**Requirements:**
Copy every record below exactly as written, but leave out the pictures.

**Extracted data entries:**
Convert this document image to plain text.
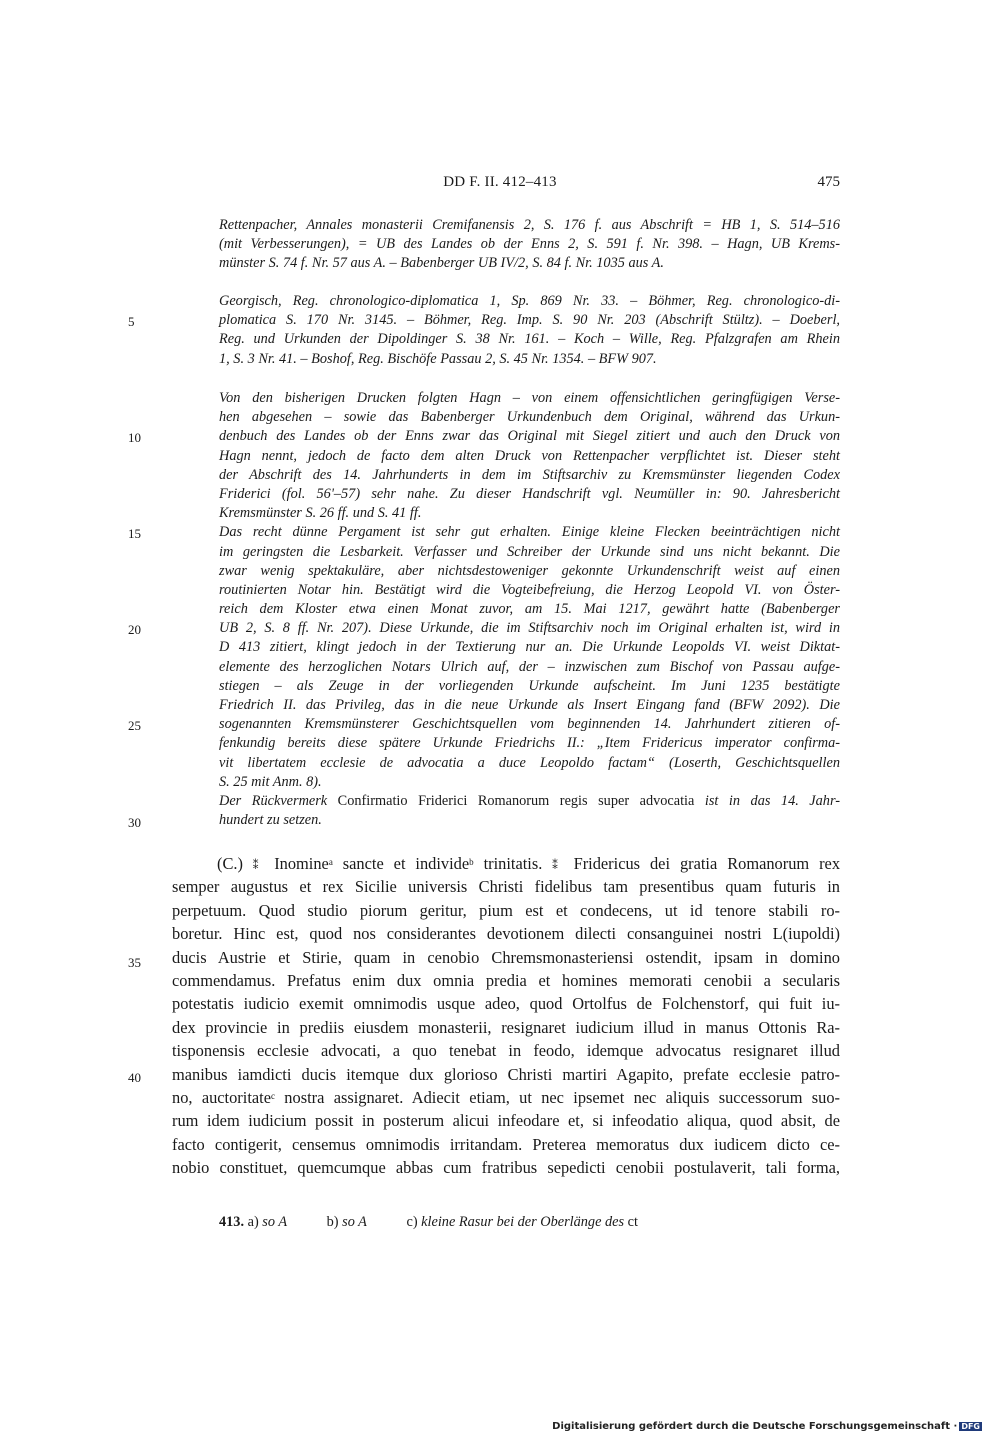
DD F. II. 412–413	475
5
10
15
20
25
30
35
40
Rettenpacher, Annales monasterii Cremifanensis 2, S. 176 f. aus Abschrift = HB 1, S. 514–516
(mit Verbesserungen), = UB des Landes ob der Enns 2, S. 591 f. Nr. 398. – Hagn, UB Krems-
münster S. 74 f. Nr. 57 aus A. – Babenberger UB IV/2, S. 84 f. Nr. 1035 aus A.
Georgisch, Reg. chronologico-diplomatica 1, Sp. 869 Nr. 33. – Böhmer, Reg. chronologico-di-
plomatica S. 170 Nr. 3145. – Böhmer, Reg. Imp. S. 90 Nr. 203 (Abschrift Stültz). – Doeberl,
Reg. und Urkunden der Dipoldinger S. 38 Nr. 161. – Koch – Wille, Reg. Pfalzgrafen am Rhein
1, S. 3 Nr. 41. – Boshof, Reg. Bischöfe Passau 2, S. 45 Nr. 1354. – BFW 907.
Von den bisherigen Drucken folgten Hagn – von einem offensichtlichen geringfügigen Verse-
hen abgesehen – sowie das Babenberger Urkundenbuch dem Original, während das Urkun-
denbuch des Landes ob der Enns zwar das Original mit Siegel zitiert und auch den Druck von
Hagn nennt, jedoch de facto dem alten Druck von Rettenpacher verpflichtet ist. Dieser steht
der Abschrift des 14. Jahrhunderts in dem im Stiftsarchiv zu Kremsmünster liegenden Codex
Friderici (fol. 56'–57) sehr nahe. Zu dieser Handschrift vgl. Neumüller in: 90. Jahresbericht
Kremsmünster S. 26 ff. und S. 41 ff.
Das recht dünne Pergament ist sehr gut erhalten. Einige kleine Flecken beeinträchtigen nicht
im geringsten die Lesbarkeit. Verfasser und Schreiber der Urkunde sind uns nicht bekannt. Die
zwar wenig spektakuläre, aber nichtsdestoweniger gekonnte Urkundenschrift weist auf einen
routinierten Notar hin. Bestätigt wird die Vogteibefreiung, die Herzog Leopold VI. von Öster-
reich dem Kloster etwa einen Monat zuvor, am 15. Mai 1217, gewährt hatte (Babenberger
UB 2, S. 8 ff. Nr. 207). Diese Urkunde, die im Stiftsarchiv noch im Original erhalten ist, wird in
D 413 zitiert, klingt jedoch in der Textierung nur an. Die Urkunde Leopolds VI. weist Diktat-
elemente des herzoglichen Notars Ulrich auf, der – inzwischen zum Bischof von Passau aufge-
stiegen – als Zeuge in der vorliegenden Urkunde aufscheint. Im Juni 1235 bestätigte
Friedrich II. das Privileg, das in die neue Urkunde als Insert Eingang fand (BFW 2092). Die
sogenannten Kremsmünsterer Geschichtsquellen vom beginnenden 14. Jahrhundert zitieren of-
fenkundig bereits diese spätere Urkunde Friedrichs II.: „Item Fridericus imperator confirma-
vit libertatem ecclesie de advocatia a duce Leopoldo factam“ (Loserth, Geschichtsquellen
S. 25 mit Anm. 8).
Der Rückvermerk Confirmatio Friderici Romanorum regis super advocatia ist in das 14. Jahr-
hundert zu setzen.
(C.) ⁑ Inomine$^a$ sancte et individe$^b$ trinitatis. ⁑ Fridericus dei gratia Romanorum rex
semper augustus et rex Sicilie universis Christi fidelibus tam presentibus quam futuris in
perpetuum. Quod studio piorum geritur, pium est et condecens, ut id tenore stabili ro-
boretur. Hinc est, quod nos considerantes devotionem dilecti consanguinei nostri L(iupoldi)
ducis Austrie et Stirie, quam in cenobio Chremsmonasteriensi ostendit, ipsam in domino
commendamus. Prefatus enim dux omnia predia et homines memorati cenobii a secularis
potestatis iudicio exemit omnimodis usque adeo, quod Ortolfus de Folchenstorf, qui fuit iu-
dex provincie in prediis eiusdem monasterii, resignaret iudicium illud in manus Ottonis Ra-
tisponensis ecclesie advocati, a quo tenebat in feodo, idemque advocatus resignaret illud
manibus iamdicti ducis itemque dux glorioso Christi martiri Agapito, prefate ecclesie patro-
no, auctoritate$^c$ nostra assignaret. Adiecit etiam, ut nec ipsemet nec aliquis successorum suo-
rum idem iudicium possit in posterum alicui infeodare et, si infeodatio aliqua, quod absit, de
facto contigerit, censemus omnimodis irritandam. Preterea memoratus dux iudicem dicto ce-
nobio constituet, quemcumque abbas cum fratribus sepedicti cenobii postulaverit, tali forma,
413. a) so A	b) so A	c) kleine Rasur bei der Oberlänge des ct
Digitalisierung gefördert durch die Deutsche Forschungsgemeinschaft · DFG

**Expected output:**
Convert this document image to plain text.
DD F. II. 412–413	475
5
10
15
20
25
30
35
40
Rettenpacher, Annales monasterii Cremifanensis 2, S. 176 f. aus Abschrift = HB 1, S. 514–516
(mit Verbesserungen), = UB des Landes ob der Enns 2, S. 591 f. Nr. 398. – Hagn, UB Krems-
münster S. 74 f. Nr. 57 aus A. – Babenberger UB IV/2, S. 84 f. Nr. 1035 aus A.
Georgisch, Reg. chronologico-diplomatica 1, Sp. 869 Nr. 33. – Böhmer, Reg. chronologico-di-
plomatica S. 170 Nr. 3145. – Böhmer, Reg. Imp. S. 90 Nr. 203 (Abschrift Stültz). – Doeberl,
Reg. und Urkunden der Dipoldinger S. 38 Nr. 161. – Koch – Wille, Reg. Pfalzgrafen am Rhein
1, S. 3 Nr. 41. – Boshof, Reg. Bischöfe Passau 2, S. 45 Nr. 1354. – BFW 907.
Von den bisherigen Drucken folgten Hagn – von einem offensichtlichen geringfügigen Verse-
hen abgesehen – sowie das Babenberger Urkundenbuch dem Original, während das Urkun-
denbuch des Landes ob der Enns zwar das Original mit Siegel zitiert und auch den Druck von
Hagn nennt, jedoch de facto dem alten Druck von Rettenpacher verpflichtet ist. Dieser steht
der Abschrift des 14. Jahrhunderts in dem im Stiftsarchiv zu Kremsmünster liegenden Codex
Friderici (fol. 56'–57) sehr nahe. Zu dieser Handschrift vgl. Neumüller in: 90. Jahresbericht
Kremsmünster S. 26 ff. und S. 41 ff.
Das recht dünne Pergament ist sehr gut erhalten. Einige kleine Flecken beeinträchtigen nicht
im geringsten die Lesbarkeit. Verfasser und Schreiber der Urkunde sind uns nicht bekannt. Die
zwar wenig spektakuläre, aber nichtsdestoweniger gekonnte Urkundenschrift weist auf einen
routinierten Notar hin. Bestätigt wird die Vogteibefreiung, die Herzog Leopold VI. von Öster-
reich dem Kloster etwa einen Monat zuvor, am 15. Mai 1217, gewährt hatte (Babenberger
UB 2, S. 8 ff. Nr. 207). Diese Urkunde, die im Stiftsarchiv noch im Original erhalten ist, wird in
D 413 zitiert, klingt jedoch in der Textierung nur an. Die Urkunde Leopolds VI. weist Diktat-
elemente des herzoglichen Notars Ulrich auf, der – inzwischen zum Bischof von Passau aufge-
stiegen – als Zeuge in der vorliegenden Urkunde aufscheint. Im Juni 1235 bestätigte
Friedrich II. das Privileg, das in die neue Urkunde als Insert Eingang fand (BFW 2092). Die
sogenannten Kremsmünsterer Geschichtsquellen vom beginnenden 14. Jahrhundert zitieren of-
fenkundig bereits diese spätere Urkunde Friedrichs II.: „Item Fridericus imperator confirma-
vit libertatem ecclesie de advocatia a duce Leopoldo factam“ (Loserth, Geschichtsquellen
S. 25 mit Anm. 8).
Der Rückvermerk Confirmatio Friderici Romanorum regis super advocatia ist in das 14. Jahr-
hundert zu setzen.
(C.) ⁑ Inomine$^a$ sancte et individe$^b$ trinitatis. ⁑ Fridericus dei gratia Romanorum rex
semper augustus et rex Sicilie universis Christi fidelibus tam presentibus quam futuris in
perpetuum. Quod studio piorum geritur, pium est et condecens, ut id tenore stabili ro-
boretur. Hinc est, quod nos considerantes devotionem dilecti consanguinei nostri L(iupoldi)
ducis Austrie et Stirie, quam in cenobio Chremsmonasteriensi ostendit, ipsam in domino
commendamus. Prefatus enim dux omnia predia et homines memorati cenobii a secularis
potestatis iudicio exemit omnimodis usque adeo, quod Ortolfus de Folchenstorf, qui fuit iu-
dex provincie in prediis eiusdem monasterii, resignaret iudicium illud in manus Ottonis Ra-
tisponensis ecclesie advocati, a quo tenebat in feodo, idemque advocatus resignaret illud
manibus iamdicti ducis itemque dux glorioso Christi martiri Agapito, prefate ecclesie patro-
no, auctoritate$^c$ nostra assignaret. Adiecit etiam, ut nec ipsemet nec aliquis successorum suo-
rum idem iudicium possit in posterum alicui infeodare et, si infeodatio aliqua, quod absit, de
facto contigerit, censemus omnimodis irritandam. Preterea memoratus dux iudicem dicto ce-
nobio constituet, quemcumque abbas cum fratribus sepedicti cenobii postulaverit, tali forma,
413. a) so A	b) so A	c) kleine Rasur bei der Oberlänge des ct
Digitalisierung gefördert durch die Deutsche Forschungsgemeinschaft · DFG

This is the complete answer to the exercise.